**Extracted material:**

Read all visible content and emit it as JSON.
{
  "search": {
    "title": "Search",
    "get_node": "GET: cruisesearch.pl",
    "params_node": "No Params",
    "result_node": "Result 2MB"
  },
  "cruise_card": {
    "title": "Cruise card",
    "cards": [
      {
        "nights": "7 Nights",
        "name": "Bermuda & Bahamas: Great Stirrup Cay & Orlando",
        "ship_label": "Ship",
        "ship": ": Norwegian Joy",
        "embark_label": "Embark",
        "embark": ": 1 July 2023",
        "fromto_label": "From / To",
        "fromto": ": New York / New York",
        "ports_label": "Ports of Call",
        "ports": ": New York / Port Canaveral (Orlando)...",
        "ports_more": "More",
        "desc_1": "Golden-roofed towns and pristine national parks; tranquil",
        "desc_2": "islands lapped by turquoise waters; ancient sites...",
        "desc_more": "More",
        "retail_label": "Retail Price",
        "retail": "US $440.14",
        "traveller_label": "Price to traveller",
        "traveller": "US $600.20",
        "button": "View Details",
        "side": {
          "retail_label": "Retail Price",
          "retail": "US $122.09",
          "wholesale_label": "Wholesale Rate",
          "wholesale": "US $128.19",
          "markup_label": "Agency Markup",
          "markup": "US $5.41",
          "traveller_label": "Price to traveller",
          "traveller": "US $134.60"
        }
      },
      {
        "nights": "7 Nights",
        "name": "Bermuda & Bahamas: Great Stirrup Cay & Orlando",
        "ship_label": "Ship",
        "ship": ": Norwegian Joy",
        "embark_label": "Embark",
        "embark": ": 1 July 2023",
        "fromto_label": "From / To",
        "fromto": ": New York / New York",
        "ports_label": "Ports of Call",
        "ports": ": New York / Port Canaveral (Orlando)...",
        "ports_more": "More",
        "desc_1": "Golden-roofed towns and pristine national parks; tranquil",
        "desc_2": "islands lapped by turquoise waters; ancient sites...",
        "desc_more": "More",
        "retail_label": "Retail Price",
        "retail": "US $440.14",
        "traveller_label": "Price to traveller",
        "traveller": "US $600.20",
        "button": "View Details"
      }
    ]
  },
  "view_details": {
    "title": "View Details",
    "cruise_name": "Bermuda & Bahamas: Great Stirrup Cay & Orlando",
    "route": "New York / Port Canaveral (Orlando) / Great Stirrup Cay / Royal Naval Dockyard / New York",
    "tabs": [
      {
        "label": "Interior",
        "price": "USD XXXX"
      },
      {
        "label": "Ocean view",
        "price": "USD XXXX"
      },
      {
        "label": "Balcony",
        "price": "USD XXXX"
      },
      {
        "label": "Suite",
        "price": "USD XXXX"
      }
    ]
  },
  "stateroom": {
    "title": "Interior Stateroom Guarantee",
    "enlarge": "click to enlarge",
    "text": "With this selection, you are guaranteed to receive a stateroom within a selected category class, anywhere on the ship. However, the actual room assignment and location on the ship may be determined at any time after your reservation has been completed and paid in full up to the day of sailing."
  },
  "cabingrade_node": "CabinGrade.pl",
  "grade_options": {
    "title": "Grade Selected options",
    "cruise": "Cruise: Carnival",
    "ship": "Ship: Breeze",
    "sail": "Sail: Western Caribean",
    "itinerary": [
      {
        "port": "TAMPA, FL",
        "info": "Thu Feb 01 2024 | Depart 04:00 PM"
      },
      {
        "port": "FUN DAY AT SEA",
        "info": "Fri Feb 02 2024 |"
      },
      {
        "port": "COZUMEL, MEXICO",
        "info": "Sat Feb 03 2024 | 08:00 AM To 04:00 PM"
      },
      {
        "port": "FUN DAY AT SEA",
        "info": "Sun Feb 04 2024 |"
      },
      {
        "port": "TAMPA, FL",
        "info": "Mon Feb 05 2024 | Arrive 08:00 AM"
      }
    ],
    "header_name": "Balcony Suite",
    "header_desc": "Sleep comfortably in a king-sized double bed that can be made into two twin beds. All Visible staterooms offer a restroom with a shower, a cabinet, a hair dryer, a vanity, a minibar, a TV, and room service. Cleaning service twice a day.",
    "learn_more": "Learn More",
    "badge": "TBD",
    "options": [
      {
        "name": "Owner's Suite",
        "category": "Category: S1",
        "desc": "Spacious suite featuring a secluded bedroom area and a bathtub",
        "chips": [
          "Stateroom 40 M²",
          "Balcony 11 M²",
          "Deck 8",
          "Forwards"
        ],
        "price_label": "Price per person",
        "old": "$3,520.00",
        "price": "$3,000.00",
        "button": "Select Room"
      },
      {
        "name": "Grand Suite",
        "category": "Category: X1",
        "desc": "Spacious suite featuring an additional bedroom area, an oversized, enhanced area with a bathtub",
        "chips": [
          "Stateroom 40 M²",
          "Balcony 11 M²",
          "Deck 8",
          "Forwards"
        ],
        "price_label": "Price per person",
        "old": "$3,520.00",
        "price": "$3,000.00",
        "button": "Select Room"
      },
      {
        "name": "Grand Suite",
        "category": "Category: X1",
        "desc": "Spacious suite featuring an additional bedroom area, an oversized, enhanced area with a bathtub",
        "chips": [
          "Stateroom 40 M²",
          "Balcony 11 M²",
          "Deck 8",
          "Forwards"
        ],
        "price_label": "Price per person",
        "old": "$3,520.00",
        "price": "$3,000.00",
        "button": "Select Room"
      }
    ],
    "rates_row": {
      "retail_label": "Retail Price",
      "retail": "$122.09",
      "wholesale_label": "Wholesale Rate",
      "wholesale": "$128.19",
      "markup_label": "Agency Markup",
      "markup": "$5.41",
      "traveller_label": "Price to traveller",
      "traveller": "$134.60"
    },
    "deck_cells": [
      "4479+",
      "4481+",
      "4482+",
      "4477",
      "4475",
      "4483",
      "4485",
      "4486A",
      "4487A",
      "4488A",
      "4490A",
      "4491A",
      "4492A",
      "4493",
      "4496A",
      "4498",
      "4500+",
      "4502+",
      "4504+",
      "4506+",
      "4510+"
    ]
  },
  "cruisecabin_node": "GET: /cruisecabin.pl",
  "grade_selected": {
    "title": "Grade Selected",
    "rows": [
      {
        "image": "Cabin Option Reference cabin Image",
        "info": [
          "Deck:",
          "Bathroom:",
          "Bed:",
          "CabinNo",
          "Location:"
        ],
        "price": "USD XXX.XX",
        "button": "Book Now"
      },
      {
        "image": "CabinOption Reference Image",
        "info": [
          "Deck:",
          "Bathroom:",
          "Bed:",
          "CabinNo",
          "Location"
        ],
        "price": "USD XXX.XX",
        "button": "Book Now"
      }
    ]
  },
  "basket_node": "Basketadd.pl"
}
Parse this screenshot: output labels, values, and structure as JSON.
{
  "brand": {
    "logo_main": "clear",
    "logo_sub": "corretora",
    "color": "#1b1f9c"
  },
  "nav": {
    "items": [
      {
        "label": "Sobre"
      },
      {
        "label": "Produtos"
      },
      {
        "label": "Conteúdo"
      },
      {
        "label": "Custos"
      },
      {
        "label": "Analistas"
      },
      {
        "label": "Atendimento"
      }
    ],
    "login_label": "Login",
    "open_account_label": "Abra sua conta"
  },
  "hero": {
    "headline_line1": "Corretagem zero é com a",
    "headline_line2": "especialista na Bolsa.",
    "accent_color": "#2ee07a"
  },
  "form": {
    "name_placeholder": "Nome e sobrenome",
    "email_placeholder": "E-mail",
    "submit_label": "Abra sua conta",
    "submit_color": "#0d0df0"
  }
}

**Your goal:** Your task is to output the full set of records exactly as presented.

**Solution for this exercise:**
Read all visible content and emit it as JSON.
{
  "search": {
    "title": "Search",
    "get_node": "GET: cruisesearch.pl",
    "params_node": "No Params",
    "result_node": "Result 2MB"
  },
  "cruise_card": {
    "title": "Cruise card",
    "cards": [
      {
        "nights": "7 Nights",
        "name": "Bermuda & Bahamas: Great Stirrup Cay & Orlando",
        "ship_label": "Ship",
        "ship": ": Norwegian Joy",
        "embark_label": "Embark",
        "embark": ": 1 July 2023",
        "fromto_label": "From / To",
        "fromto": ": New York / New York",
        "ports_label": "Ports of Call",
        "ports": ": New York / Port Canaveral (Orlando)...",
        "ports_more": "More",
        "desc_1": "Golden-roofed towns and pristine national parks; tranquil",
        "desc_2": "islands lapped by turquoise waters; ancient sites...",
        "desc_more": "More",
        "retail_label": "Retail Price",
        "retail": "US $440.14",
        "traveller_label": "Price to traveller",
        "traveller": "US $600.20",
        "button": "View Details",
        "side": {
          "retail_label": "Retail Price",
          "retail": "US $122.09",
          "wholesale_label": "Wholesale Rate",
          "wholesale": "US $128.19",
          "markup_label": "Agency Markup",
          "markup": "US $5.41",
          "traveller_label": "Price to traveller",
          "traveller": "US $134.60"
        }
      },
      {
        "nights": "7 Nights",
        "name": "Bermuda & Bahamas: Great Stirrup Cay & Orlando",
        "ship_label": "Ship",
        "ship": ": Norwegian Joy",
        "embark_label": "Embark",
        "embark": ": 1 July 2023",
        "fromto_label": "From / To",
        "fromto": ": New York / New York",
        "ports_label": "Ports of Call",
        "ports": ": New York / Port Canaveral (Orlando)...",
        "ports_more": "More",
        "desc_1": "Golden-roofed towns and pristine national parks; tranquil",
        "desc_2": "islands lapped by turquoise waters; ancient sites...",
        "desc_more": "More",
        "retail_label": "Retail Price",
        "retail": "US $440.14",
        "traveller_label": "Price to traveller",
        "traveller": "US $600.20",
        "button": "View Details"
      }
    ]
  },
  "view_details": {
    "title": "View Details",
    "cruise_name": "Bermuda & Bahamas: Great Stirrup Cay & Orlando",
    "route": "New York / Port Canaveral (Orlando) / Great Stirrup Cay / Royal Naval Dockyard / New York",
    "tabs": [
      {
        "label": "Interior",
        "price": "USD XXXX"
      },
      {
        "label": "Ocean view",
        "price": "USD XXXX"
      },
      {
        "label": "Balcony",
        "price": "USD XXXX"
      },
      {
        "label": "Suite",
        "price": "USD XXXX"
      }
    ]
  },
  "stateroom": {
    "title": "Interior Stateroom Guarantee",
    "enlarge": "click to enlarge",
    "text": "With this selection, you are guaranteed to receive a stateroom within a selected category class, anywhere on the ship. However, the actual room assignment and location on the ship may be determined at any time after your reservation has been completed and paid in full up to the day of sailing."
  },
  "cabingrade_node": "CabinGrade.pl",
  "grade_options": {
    "title": "Grade Selected options",
    "cruise": "Cruise: Carnival",
    "ship": "Ship: Breeze",
    "sail": "Sail: Western Caribean",
    "itinerary": [
      {
        "port": "TAMPA, FL",
        "info": "Thu Feb 01 2024 | Depart 04:00 PM"
      },
      {
        "port": "FUN DAY AT SEA",
        "info": "Fri Feb 02 2024 |"
      },
      {
        "port": "COZUMEL, MEXICO",
        "info": "Sat Feb 03 2024 | 08:00 AM To 04:00 PM"
      },
      {
        "port": "FUN DAY AT SEA",
        "info": "Sun Feb 04 2024 |"
      },
      {
        "port": "TAMPA, FL",
        "info": "Mon Feb 05 2024 | Arrive 08:00 AM"
      }
    ],
    "header_name": "Balcony Suite",
    "header_desc": "Sleep comfortably in a king-sized double bed that can be made into two twin beds. All Visible staterooms offer a restroom with a shower, a cabinet, a hair dryer, a vanity, a minibar, a TV, and room service. Cleaning service twice a day.",
    "learn_more": "Learn More",
    "badge": "TBD",
    "options": [
      {
        "name": "Owner's Suite",
        "category": "Category: S1",
        "desc": "Spacious suite featuring a secluded bedroom area and a bathtub",
        "chips": [
          "Stateroom 40 M²",
          "Balcony 11 M²",
          "Deck 8",
          "Forwards"
        ],
        "price_label": "Price per person",
        "old": "$3,520.00",
        "price": "$3,000.00",
        "button": "Select Room"
      },
      {
        "name": "Grand Suite",
        "category": "Category: X1",
        "desc": "Spacious suite featuring an additional bedroom area, an oversized, enhanced area with a bathtub",
        "chips": [
          "Stateroom 40 M²",
          "Balcony 11 M²",
          "Deck 8",
          "Forwards"
        ],
        "price_label": "Price per person",
        "old": "$3,520.00",
        "price": "$3,000.00",
        "button": "Select Room"
      },
      {
        "name": "Grand Suite",
        "category": "Category: X1",
        "desc": "Spacious suite featuring an additional bedroom area, an oversized, enhanced area with a bathtub",
        "chips": [
          "Stateroom 40 M²",
          "Balcony 11 M²",
          "Deck 8",
          "Forwards"
        ],
        "price_label": "Price per person",
        "old": "$3,520.00",
        "price": "$3,000.00",
        "button": "Select Room"
      }
    ],
    "rates_row": {
      "retail_label": "Retail Price",
      "retail": "$122.09",
      "wholesale_label": "Wholesale Rate",
      "wholesale": "$128.19",
      "markup_label": "Agency Markup",
      "markup": "$5.41",
      "traveller_label": "Price to traveller",
      "traveller": "$134.60"
    },
    "deck_cells": [
      "4479+",
      "4481+",
      "4482+",
      "4477",
      "4475",
      "4483",
      "4485",
      "4486A",
      "4487A",
      "4488A",
      "4490A",
      "4491A",
      "4492A",
      "4493",
      "4496A",
      "4498",
      "4500+",
      "4502+",
      "4504+",
      "4506+",
      "4510+"
    ]
  },
  "cruisecabin_node": "GET: /cruisecabin.pl",
  "grade_selected": {
    "title": "Grade Selected",
    "rows": [
      {
        "image": "Cabin Option Reference cabin Image",
        "info": [
          "Deck:",
          "Bathroom:",
          "Bed:",
          "CabinNo",
          "Location:"
        ],
        "price": "USD XXX.XX",
        "button": "Book Now"
      },
      {
        "image": "CabinOption Reference Image",
        "info": [
          "Deck:",
          "Bathroom:",
          "Bed:",
          "CabinNo",
          "Location"
        ],
        "price": "USD XXX.XX",
        "button": "Book Now"
      }
    ]
  },
  "basket_node": "Basketadd.pl"
}
Parse this screenshot: output labels, values, and structure as JSON.
{
  "brand": {
    "logo_main": "clear",
    "logo_sub": "corretora",
    "color": "#1b1f9c"
  },
  "nav": {
    "items": [
      {
        "label": "Sobre"
      },
      {
        "label": "Produtos"
      },
      {
        "label": "Conteúdo"
      },
      {
        "label": "Custos"
      },
      {
        "label": "Analistas"
      },
      {
        "label": "Atendimento"
      }
    ],
    "login_label": "Login",
    "open_account_label": "Abra sua conta"
  },
  "hero": {
    "headline_line1": "Corretagem zero é com a",
    "headline_line2": "especialista na Bolsa.",
    "accent_color": "#2ee07a"
  },
  "form": {
    "name_placeholder": "Nome e sobrenome",
    "email_placeholder": "E-mail",
    "submit_label": "Abra sua conta",
    "submit_color": "#0d0df0"
  }
}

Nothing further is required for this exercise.